### GOAL OF THE EXERCISE
Reproduce the listing below exactly, minus its pictures.

### MATERIAL FOR THIS EXERCISE
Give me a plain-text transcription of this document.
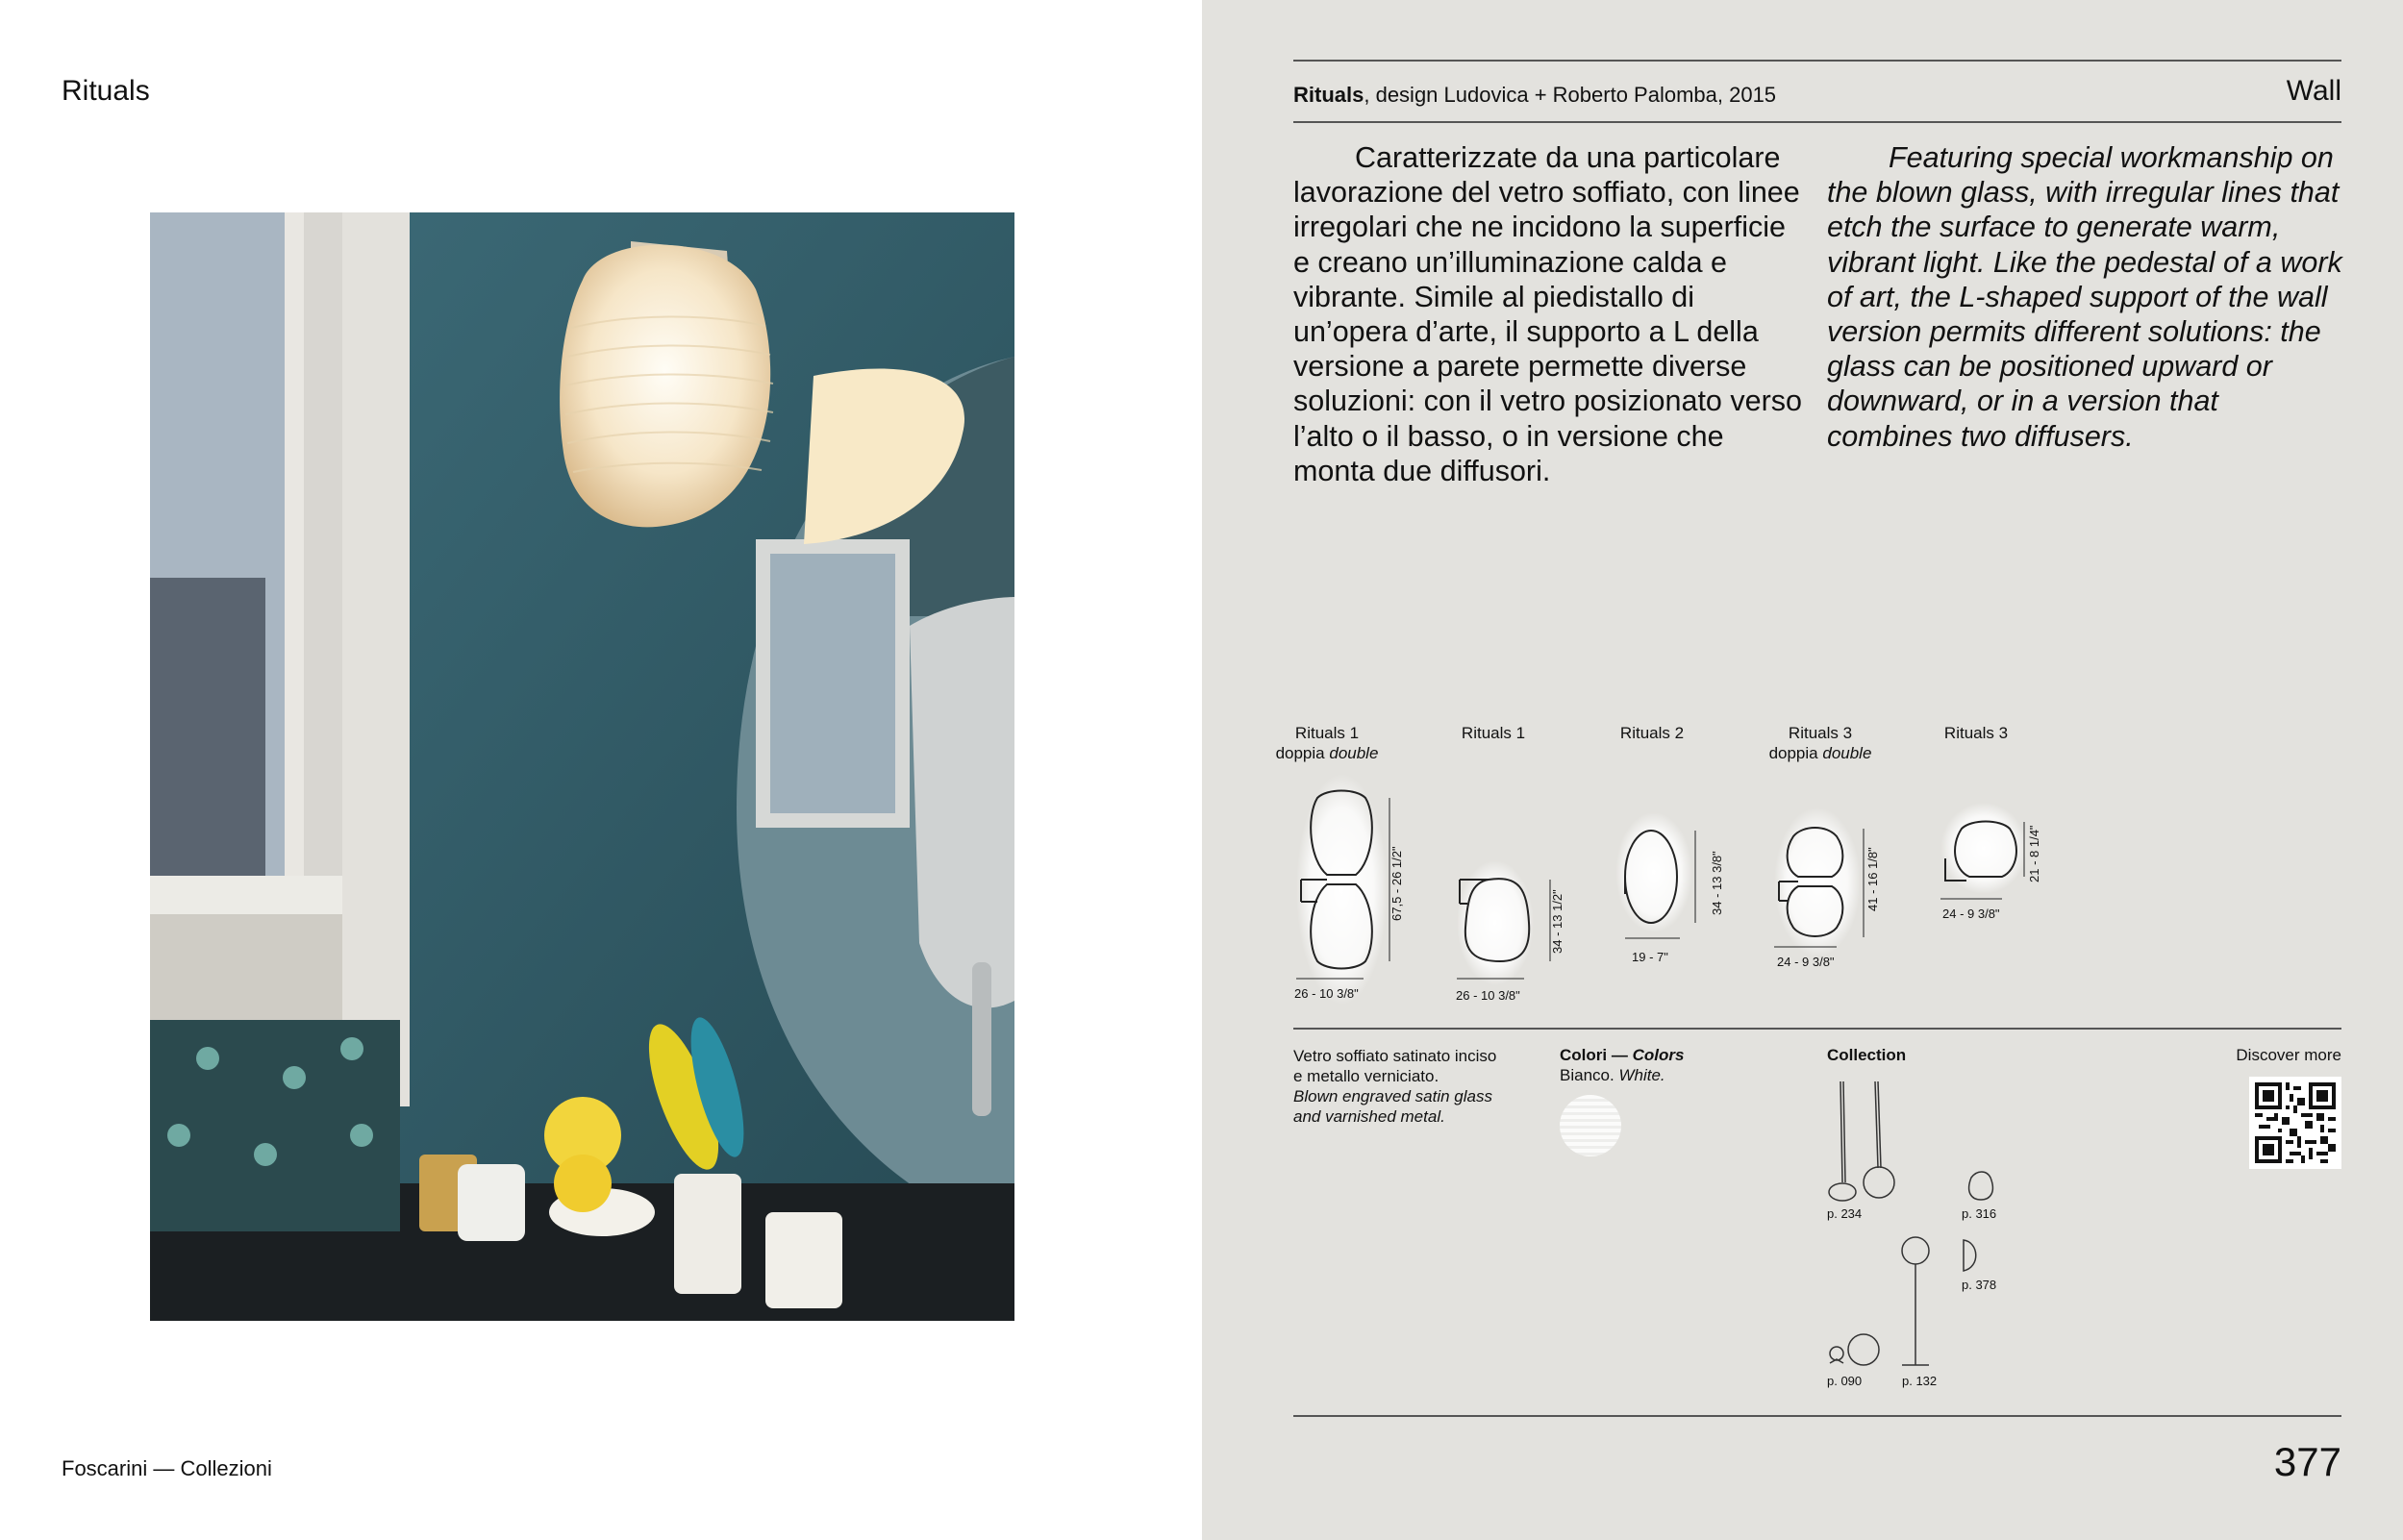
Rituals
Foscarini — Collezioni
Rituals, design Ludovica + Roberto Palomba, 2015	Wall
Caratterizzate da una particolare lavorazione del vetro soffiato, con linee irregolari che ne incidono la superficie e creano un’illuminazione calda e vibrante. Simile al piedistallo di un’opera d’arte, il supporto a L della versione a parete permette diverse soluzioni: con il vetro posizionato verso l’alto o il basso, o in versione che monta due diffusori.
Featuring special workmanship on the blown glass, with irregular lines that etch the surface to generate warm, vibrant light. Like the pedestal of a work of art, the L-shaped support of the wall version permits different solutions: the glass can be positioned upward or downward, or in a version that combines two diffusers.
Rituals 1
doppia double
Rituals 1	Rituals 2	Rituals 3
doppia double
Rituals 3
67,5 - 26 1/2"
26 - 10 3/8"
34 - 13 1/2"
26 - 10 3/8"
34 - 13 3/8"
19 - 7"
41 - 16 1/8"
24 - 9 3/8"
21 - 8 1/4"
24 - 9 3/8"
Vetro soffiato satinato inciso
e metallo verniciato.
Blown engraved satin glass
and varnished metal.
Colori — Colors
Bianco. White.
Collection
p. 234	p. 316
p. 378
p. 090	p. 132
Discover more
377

### TASK OUTPUT
Give me a plain-text transcription of this document.
Rituals
Foscarini — Collezioni
Rituals, design Ludovica + Roberto Palomba, 2015	Wall
Caratterizzate da una particolare lavorazione del vetro soffiato, con linee irregolari che ne incidono la superficie e creano un’illuminazione calda e vibrante. Simile al piedistallo di un’opera d’arte, il supporto a L della versione a parete permette diverse soluzioni: con il vetro posizionato verso l’alto o il basso, o in versione che monta due diffusori.
Featuring special workmanship on the blown glass, with irregular lines that etch the surface to generate warm, vibrant light. Like the pedestal of a work of art, the L-shaped support of the wall version permits different solutions: the glass can be positioned upward or downward, or in a version that combines two diffusers.
Rituals 1
doppia double
Rituals 1	Rituals 2	Rituals 3
doppia double
Rituals 3
67,5 - 26 1/2"
26 - 10 3/8"
34 - 13 1/2"
26 - 10 3/8"
34 - 13 3/8"
19 - 7"
41 - 16 1/8"
24 - 9 3/8"
21 - 8 1/4"
24 - 9 3/8"
Vetro soffiato satinato inciso
e metallo verniciato.
Blown engraved satin glass
and varnished metal.
Colori — Colors
Bianco. White.
Collection
p. 234	p. 316
p. 378
p. 090	p. 132
Discover more
377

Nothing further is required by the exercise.